YOUR OBJECTIVE ▸ Identify the lines that include the word "yang", then copy all of them.

SOURCE RECORDS ▸
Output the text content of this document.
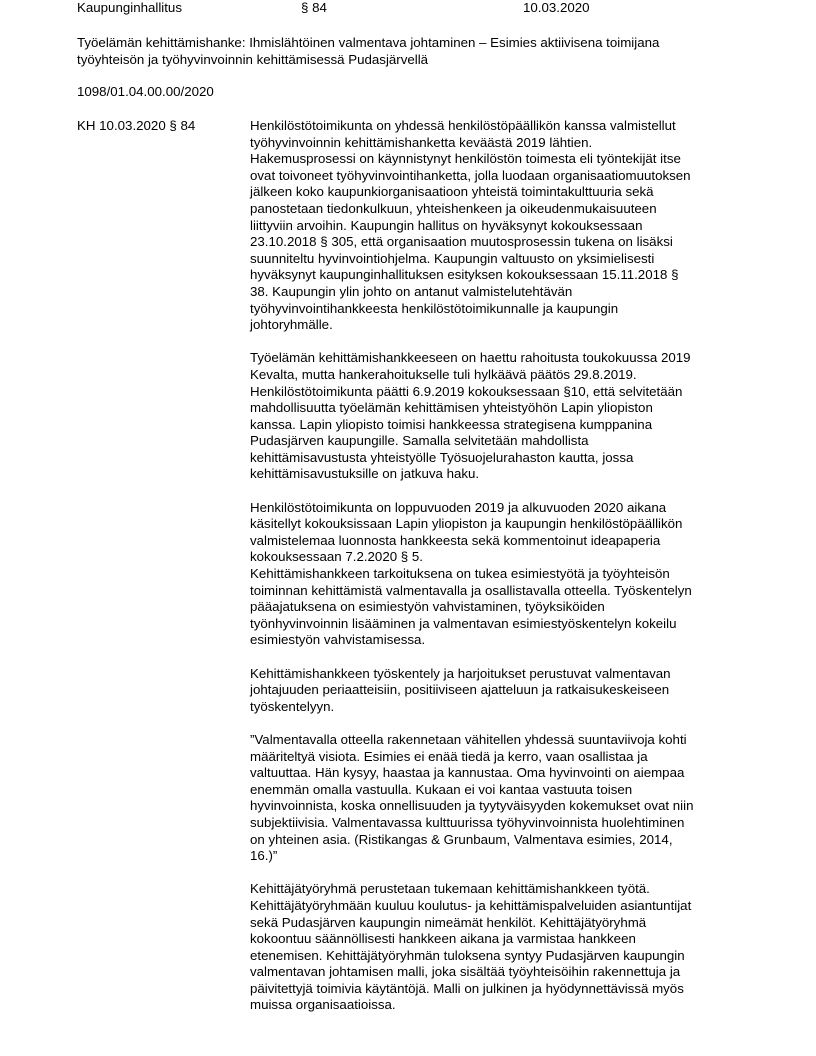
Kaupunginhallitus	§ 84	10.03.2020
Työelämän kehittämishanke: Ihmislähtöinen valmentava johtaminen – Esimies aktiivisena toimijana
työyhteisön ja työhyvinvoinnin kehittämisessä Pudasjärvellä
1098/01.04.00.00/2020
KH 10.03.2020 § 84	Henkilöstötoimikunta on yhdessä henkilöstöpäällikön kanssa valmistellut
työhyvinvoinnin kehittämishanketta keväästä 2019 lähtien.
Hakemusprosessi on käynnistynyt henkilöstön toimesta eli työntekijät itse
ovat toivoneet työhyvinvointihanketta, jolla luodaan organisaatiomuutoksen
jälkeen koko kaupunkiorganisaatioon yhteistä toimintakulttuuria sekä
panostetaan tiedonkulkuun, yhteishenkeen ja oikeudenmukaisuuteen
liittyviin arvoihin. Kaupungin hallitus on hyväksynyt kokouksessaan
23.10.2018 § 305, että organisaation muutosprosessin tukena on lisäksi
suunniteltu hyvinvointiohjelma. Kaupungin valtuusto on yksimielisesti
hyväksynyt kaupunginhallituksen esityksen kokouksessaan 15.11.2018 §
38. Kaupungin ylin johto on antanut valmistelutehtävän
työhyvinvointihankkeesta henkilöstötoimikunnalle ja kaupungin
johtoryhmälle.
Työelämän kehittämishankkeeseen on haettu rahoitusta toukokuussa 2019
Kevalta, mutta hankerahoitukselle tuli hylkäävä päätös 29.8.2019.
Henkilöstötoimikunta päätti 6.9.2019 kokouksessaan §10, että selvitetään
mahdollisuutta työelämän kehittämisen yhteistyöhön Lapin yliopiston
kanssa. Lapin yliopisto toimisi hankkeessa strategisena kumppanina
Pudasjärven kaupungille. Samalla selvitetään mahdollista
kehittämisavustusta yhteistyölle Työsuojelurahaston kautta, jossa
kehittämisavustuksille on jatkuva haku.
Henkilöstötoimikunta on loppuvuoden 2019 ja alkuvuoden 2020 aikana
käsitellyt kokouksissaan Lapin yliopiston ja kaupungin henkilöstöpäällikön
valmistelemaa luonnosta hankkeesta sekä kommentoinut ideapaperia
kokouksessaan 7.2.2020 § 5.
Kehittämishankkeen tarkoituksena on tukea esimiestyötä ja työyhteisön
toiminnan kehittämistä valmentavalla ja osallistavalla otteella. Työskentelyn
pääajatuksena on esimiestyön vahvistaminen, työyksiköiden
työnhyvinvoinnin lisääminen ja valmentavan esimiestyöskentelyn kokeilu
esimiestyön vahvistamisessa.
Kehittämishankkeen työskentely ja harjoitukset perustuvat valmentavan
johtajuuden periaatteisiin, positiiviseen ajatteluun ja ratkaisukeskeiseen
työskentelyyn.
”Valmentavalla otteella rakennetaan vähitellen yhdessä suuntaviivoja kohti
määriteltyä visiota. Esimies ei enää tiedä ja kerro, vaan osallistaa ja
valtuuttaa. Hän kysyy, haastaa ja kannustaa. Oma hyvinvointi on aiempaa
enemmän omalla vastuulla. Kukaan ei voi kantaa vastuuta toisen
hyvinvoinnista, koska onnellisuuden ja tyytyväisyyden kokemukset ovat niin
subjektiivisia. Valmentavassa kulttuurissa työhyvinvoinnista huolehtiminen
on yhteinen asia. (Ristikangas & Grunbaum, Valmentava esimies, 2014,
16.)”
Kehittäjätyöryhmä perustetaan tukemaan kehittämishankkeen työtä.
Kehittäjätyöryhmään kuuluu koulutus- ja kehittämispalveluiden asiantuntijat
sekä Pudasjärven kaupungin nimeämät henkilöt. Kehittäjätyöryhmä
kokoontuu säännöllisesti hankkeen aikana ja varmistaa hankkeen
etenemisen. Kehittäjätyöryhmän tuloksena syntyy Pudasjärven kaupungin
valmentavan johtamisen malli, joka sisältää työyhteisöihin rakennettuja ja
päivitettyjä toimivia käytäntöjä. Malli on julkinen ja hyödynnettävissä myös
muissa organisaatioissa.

--

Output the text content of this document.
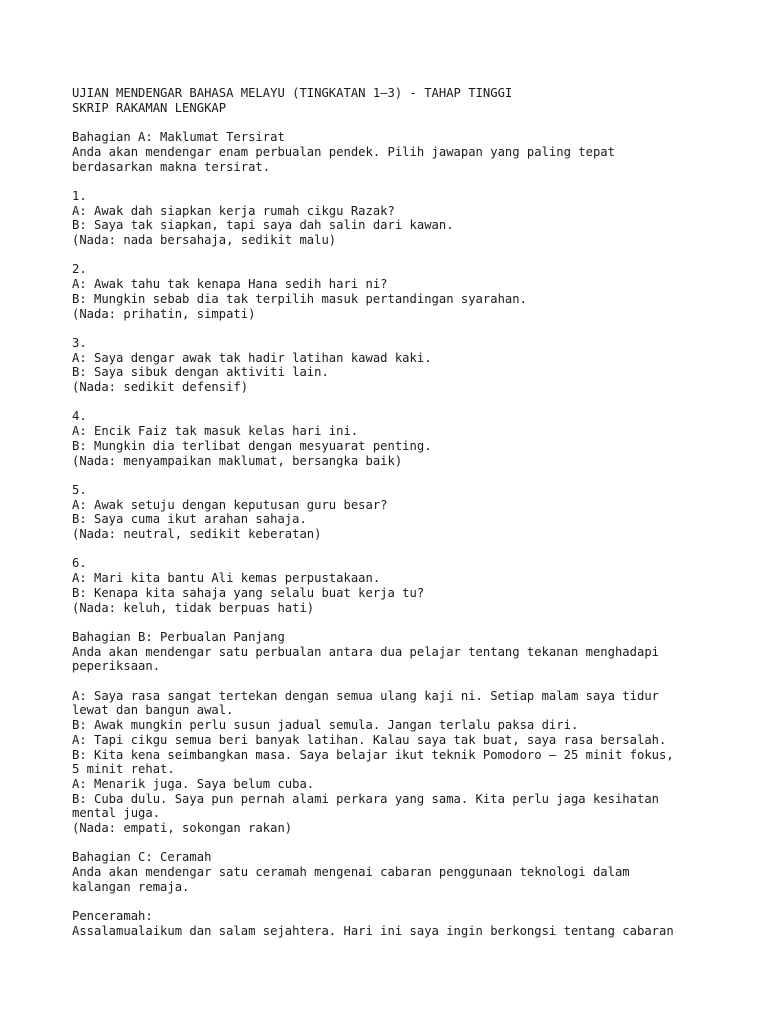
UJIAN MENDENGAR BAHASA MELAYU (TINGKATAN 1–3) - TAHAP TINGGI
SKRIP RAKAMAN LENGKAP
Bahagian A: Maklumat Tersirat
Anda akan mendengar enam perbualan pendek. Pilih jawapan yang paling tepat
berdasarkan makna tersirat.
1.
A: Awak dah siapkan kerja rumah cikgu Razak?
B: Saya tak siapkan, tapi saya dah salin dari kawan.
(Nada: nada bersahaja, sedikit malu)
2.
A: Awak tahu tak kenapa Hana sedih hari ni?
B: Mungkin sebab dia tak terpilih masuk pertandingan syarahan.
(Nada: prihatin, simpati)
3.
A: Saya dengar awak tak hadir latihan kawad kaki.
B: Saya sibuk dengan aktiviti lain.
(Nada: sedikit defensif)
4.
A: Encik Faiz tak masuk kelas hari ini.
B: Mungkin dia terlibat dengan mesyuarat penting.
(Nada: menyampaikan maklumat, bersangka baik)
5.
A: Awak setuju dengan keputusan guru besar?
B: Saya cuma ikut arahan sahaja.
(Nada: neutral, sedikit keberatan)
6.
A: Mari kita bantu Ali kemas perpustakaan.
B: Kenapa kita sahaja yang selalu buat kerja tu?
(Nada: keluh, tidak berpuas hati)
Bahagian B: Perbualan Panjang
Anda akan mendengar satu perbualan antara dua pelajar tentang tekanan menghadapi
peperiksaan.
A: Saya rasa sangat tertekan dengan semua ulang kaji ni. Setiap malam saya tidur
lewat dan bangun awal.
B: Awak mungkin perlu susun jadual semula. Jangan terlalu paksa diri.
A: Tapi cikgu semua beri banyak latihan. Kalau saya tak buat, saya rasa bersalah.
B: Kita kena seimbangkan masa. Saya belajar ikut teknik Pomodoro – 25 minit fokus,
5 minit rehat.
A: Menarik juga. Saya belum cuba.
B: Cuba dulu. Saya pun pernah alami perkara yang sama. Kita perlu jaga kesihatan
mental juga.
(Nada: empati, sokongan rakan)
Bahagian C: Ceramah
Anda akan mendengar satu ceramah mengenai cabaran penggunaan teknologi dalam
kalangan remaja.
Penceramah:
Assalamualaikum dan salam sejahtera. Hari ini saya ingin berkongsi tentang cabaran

THE REPLY ▸
Anda akan mendengar enam perbualan pendek. Pilih jawapan yang paling tepat
B: Kenapa kita sahaja yang selalu buat kerja tu?
B: Cuba dulu. Saya pun pernah alami perkara yang sama. Kita perlu jaga kesihatan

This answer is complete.